Records for processing

═══

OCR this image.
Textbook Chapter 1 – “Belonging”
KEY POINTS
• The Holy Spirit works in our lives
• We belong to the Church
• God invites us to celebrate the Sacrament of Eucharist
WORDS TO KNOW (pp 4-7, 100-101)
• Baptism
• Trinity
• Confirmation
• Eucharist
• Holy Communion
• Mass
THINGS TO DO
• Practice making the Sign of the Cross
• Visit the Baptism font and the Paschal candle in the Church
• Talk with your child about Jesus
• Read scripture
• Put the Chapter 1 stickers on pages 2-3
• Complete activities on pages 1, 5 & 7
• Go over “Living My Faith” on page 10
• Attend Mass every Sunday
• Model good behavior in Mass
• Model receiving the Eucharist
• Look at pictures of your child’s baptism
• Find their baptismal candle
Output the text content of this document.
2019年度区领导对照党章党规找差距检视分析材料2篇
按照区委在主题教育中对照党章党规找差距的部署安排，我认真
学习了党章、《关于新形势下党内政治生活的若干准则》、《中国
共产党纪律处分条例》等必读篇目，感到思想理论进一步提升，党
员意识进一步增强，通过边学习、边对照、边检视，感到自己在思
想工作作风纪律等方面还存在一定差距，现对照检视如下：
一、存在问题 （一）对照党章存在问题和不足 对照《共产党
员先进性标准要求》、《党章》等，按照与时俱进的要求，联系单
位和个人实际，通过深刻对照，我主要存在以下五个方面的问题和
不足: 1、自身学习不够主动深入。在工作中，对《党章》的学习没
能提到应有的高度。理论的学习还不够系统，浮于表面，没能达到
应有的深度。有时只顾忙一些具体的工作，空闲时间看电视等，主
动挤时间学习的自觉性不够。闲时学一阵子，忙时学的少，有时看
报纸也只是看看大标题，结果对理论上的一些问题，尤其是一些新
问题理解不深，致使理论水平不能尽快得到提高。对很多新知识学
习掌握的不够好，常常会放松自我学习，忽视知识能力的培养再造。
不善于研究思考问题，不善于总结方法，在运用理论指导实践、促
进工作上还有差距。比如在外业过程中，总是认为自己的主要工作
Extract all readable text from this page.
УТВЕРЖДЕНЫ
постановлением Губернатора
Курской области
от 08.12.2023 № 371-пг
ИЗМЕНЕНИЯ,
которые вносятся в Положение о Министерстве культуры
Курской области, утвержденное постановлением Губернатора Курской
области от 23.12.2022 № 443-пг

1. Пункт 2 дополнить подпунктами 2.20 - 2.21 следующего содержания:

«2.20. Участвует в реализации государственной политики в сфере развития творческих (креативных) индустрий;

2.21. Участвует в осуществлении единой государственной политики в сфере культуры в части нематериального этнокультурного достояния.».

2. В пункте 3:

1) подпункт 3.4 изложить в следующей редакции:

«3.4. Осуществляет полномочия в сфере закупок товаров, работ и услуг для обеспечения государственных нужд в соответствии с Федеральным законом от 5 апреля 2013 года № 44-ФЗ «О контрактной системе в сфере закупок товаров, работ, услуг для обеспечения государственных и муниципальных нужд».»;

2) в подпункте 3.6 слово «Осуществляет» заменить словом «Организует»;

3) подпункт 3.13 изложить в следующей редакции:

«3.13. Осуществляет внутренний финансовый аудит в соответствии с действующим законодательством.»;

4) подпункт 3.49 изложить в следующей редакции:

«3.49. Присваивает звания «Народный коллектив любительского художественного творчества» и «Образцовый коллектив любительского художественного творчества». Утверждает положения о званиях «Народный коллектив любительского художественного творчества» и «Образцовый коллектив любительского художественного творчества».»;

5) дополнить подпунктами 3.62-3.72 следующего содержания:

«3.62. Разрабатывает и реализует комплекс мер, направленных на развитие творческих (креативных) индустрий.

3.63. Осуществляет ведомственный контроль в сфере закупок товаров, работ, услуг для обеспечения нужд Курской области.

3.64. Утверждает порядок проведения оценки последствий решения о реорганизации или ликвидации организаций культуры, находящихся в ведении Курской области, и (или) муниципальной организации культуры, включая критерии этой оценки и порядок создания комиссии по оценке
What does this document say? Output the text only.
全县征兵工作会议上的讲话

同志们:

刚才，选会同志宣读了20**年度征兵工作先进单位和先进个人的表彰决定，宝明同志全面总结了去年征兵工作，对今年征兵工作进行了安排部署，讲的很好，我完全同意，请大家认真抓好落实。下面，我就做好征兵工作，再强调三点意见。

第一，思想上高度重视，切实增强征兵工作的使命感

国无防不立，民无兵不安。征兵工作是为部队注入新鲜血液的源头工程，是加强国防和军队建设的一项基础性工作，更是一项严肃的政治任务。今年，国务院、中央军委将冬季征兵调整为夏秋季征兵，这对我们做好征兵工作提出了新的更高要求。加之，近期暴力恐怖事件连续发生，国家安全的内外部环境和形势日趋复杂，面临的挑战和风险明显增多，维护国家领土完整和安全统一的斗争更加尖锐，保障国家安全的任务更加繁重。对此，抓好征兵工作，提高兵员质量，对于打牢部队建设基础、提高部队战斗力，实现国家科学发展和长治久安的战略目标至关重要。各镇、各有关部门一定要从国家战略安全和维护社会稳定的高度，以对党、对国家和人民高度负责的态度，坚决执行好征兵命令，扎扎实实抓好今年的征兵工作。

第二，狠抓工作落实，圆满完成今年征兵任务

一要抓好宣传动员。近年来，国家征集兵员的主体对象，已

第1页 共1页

═══

Each record must be returned exactly as it is written.

Task response
OCR this image.
Textbook Chapter 1 – “Belonging”
KEY POINTS
• The Holy Spirit works in our lives
• We belong to the Church
• God invites us to celebrate the Sacrament of Eucharist
WORDS TO KNOW (pp 4-7, 100-101)
• Baptism
• Trinity
• Confirmation
• Eucharist
• Holy Communion
• Mass
THINGS TO DO
• Practice making the Sign of the Cross
• Visit the Baptism font and the Paschal candle in the Church
• Talk with your child about Jesus
• Read scripture
• Put the Chapter 1 stickers on pages 2-3
• Complete activities on pages 1, 5 & 7
• Go over “Living My Faith” on page 10
• Attend Mass every Sunday
• Model good behavior in Mass
• Model receiving the Eucharist
• Look at pictures of your child’s baptism
• Find their baptismal candle
Output the text content of this document.
2019年度区领导对照党章党规找差距检视分析材料2篇
按照区委在主题教育中对照党章党规找差距的部署安排，我认真
学习了党章、《关于新形势下党内政治生活的若干准则》、《中国
共产党纪律处分条例》等必读篇目，感到思想理论进一步提升，党
员意识进一步增强，通过边学习、边对照、边检视，感到自己在思
想工作作风纪律等方面还存在一定差距，现对照检视如下：
一、存在问题 （一）对照党章存在问题和不足 对照《共产党
员先进性标准要求》、《党章》等，按照与时俱进的要求，联系单
位和个人实际，通过深刻对照，我主要存在以下五个方面的问题和
不足: 1、自身学习不够主动深入。在工作中，对《党章》的学习没
能提到应有的高度。理论的学习还不够系统，浮于表面，没能达到
应有的深度。有时只顾忙一些具体的工作，空闲时间看电视等，主
动挤时间学习的自觉性不够。闲时学一阵子，忙时学的少，有时看
报纸也只是看看大标题，结果对理论上的一些问题，尤其是一些新
问题理解不深，致使理论水平不能尽快得到提高。对很多新知识学
习掌握的不够好，常常会放松自我学习，忽视知识能力的培养再造。
不善于研究思考问题，不善于总结方法，在运用理论指导实践、促
进工作上还有差距。比如在外业过程中，总是认为自己的主要工作
Extract all readable text from this page.
УТВЕРЖДЕНЫ
постановлением Губернатора
Курской области
от 08.12.2023 № 371-пг
ИЗМЕНЕНИЯ,
которые вносятся в Положение о Министерстве культуры
Курской области, утвержденное постановлением Губернатора Курской
области от 23.12.2022 № 443-пг

1. Пункт 2 дополнить подпунктами 2.20 - 2.21 следующего содержания:

«2.20. Участвует в реализации государственной политики в сфере развития творческих (креативных) индустрий;

2.21. Участвует в осуществлении единой государственной политики в сфере культуры в части нематериального этнокультурного достояния.».

2. В пункте 3:

1) подпункт 3.4 изложить в следующей редакции:

«3.4. Осуществляет полномочия в сфере закупок товаров, работ и услуг для обеспечения государственных нужд в соответствии с Федеральным законом от 5 апреля 2013 года № 44-ФЗ «О контрактной системе в сфере закупок товаров, работ, услуг для обеспечения государственных и муниципальных нужд».»;

2) в подпункте 3.6 слово «Осуществляет» заменить словом «Организует»;

3) подпункт 3.13 изложить в следующей редакции:

«3.13. Осуществляет внутренний финансовый аудит в соответствии с действующим законодательством.»;

4) подпункт 3.49 изложить в следующей редакции:

«3.49. Присваивает звания «Народный коллектив любительского художественного творчества» и «Образцовый коллектив любительского художественного творчества». Утверждает положения о званиях «Народный коллектив любительского художественного творчества» и «Образцовый коллектив любительского художественного творчества».»;

5) дополнить подпунктами 3.62-3.72 следующего содержания:

«3.62. Разрабатывает и реализует комплекс мер, направленных на развитие творческих (креативных) индустрий.

3.63. Осуществляет ведомственный контроль в сфере закупок товаров, работ, услуг для обеспечения нужд Курской области.

3.64. Утверждает порядок проведения оценки последствий решения о реорганизации или ликвидации организаций культуры, находящихся в ведении Курской области, и (или) муниципальной организации культуры, включая критерии этой оценки и порядок создания комиссии по оценке
What does this document say? Output the text only.
全县征兵工作会议上的讲话

同志们:

刚才，选会同志宣读了20**年度征兵工作先进单位和先进个人的表彰决定，宝明同志全面总结了去年征兵工作，对今年征兵工作进行了安排部署，讲的很好，我完全同意，请大家认真抓好落实。下面，我就做好征兵工作，再强调三点意见。

第一，思想上高度重视，切实增强征兵工作的使命感

国无防不立，民无兵不安。征兵工作是为部队注入新鲜血液的源头工程，是加强国防和军队建设的一项基础性工作，更是一项严肃的政治任务。今年，国务院、中央军委将冬季征兵调整为夏秋季征兵，这对我们做好征兵工作提出了新的更高要求。加之，近期暴力恐怖事件连续发生，国家安全的内外部环境和形势日趋复杂，面临的挑战和风险明显增多，维护国家领土完整和安全统一的斗争更加尖锐，保障国家安全的任务更加繁重。对此，抓好征兵工作，提高兵员质量，对于打牢部队建设基础、提高部队战斗力，实现国家科学发展和长治久安的战略目标至关重要。各镇、各有关部门一定要从国家战略安全和维护社会稳定的高度，以对党、对国家和人民高度负责的态度，坚决执行好征兵命令，扎扎实实抓好今年的征兵工作。

第二，狠抓工作落实，圆满完成今年征兵任务

一要抓好宣传动员。近年来，国家征集兵员的主体对象，已

第1页 共1页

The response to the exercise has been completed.